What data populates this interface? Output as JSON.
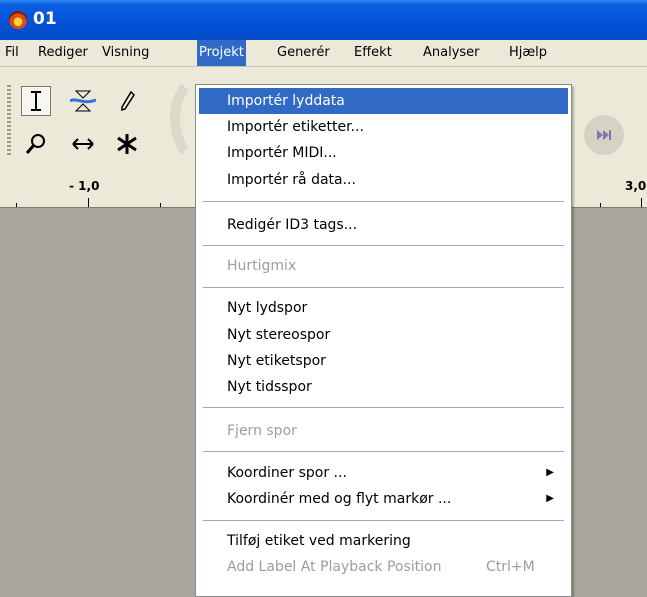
{
  "window": {
    "title": "01"
  },
  "menubar": {
    "items": [
      "Fil",
      "Rediger",
      "Visning",
      "Projekt",
      "Generér",
      "Effekt",
      "Analyser",
      "Hjælp"
    ]
  },
  "ruler": {
    "left_label": "- 1,0",
    "right_label": "3,0"
  },
  "menu": {
    "items": [
      {
        "label": "Importér lyddata",
        "state": "highlighted"
      },
      {
        "label": "Importér etiketter..."
      },
      {
        "label": "Importér MIDI..."
      },
      {
        "label": "Importér rå data..."
      },
      {
        "label": "Redigér ID3 tags..."
      },
      {
        "label": "Hurtigmix",
        "state": "disabled"
      },
      {
        "label": "Nyt lydspor"
      },
      {
        "label": "Nyt stereospor"
      },
      {
        "label": "Nyt etiketspor"
      },
      {
        "label": "Nyt tidsspor"
      },
      {
        "label": "Fjern spor",
        "state": "disabled"
      },
      {
        "label": "Koordiner spor ...",
        "submenu": true
      },
      {
        "label": "Koordinér med og flyt markør ...",
        "submenu": true
      },
      {
        "label": "Tilføj etiket ved markering"
      },
      {
        "label": "Add Label At Playback Position",
        "state": "disabled",
        "shortcut": "Ctrl+M"
      }
    ]
  },
  "colors": {
    "highlight": "#316ac5",
    "titlebar": "#0451d8",
    "workspace": "#a9a79b"
  },
  "icons": [
    "select-tool-icon",
    "envelope-tool-icon",
    "draw-tool-icon",
    "zoom-tool-icon",
    "timeshift-tool-icon",
    "multi-tool-icon",
    "skip-end-icon"
  ]
}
######
Set exercise: What is the number of lines in this material that hold the string "tool"? Answer with that number only.

Answer below: 6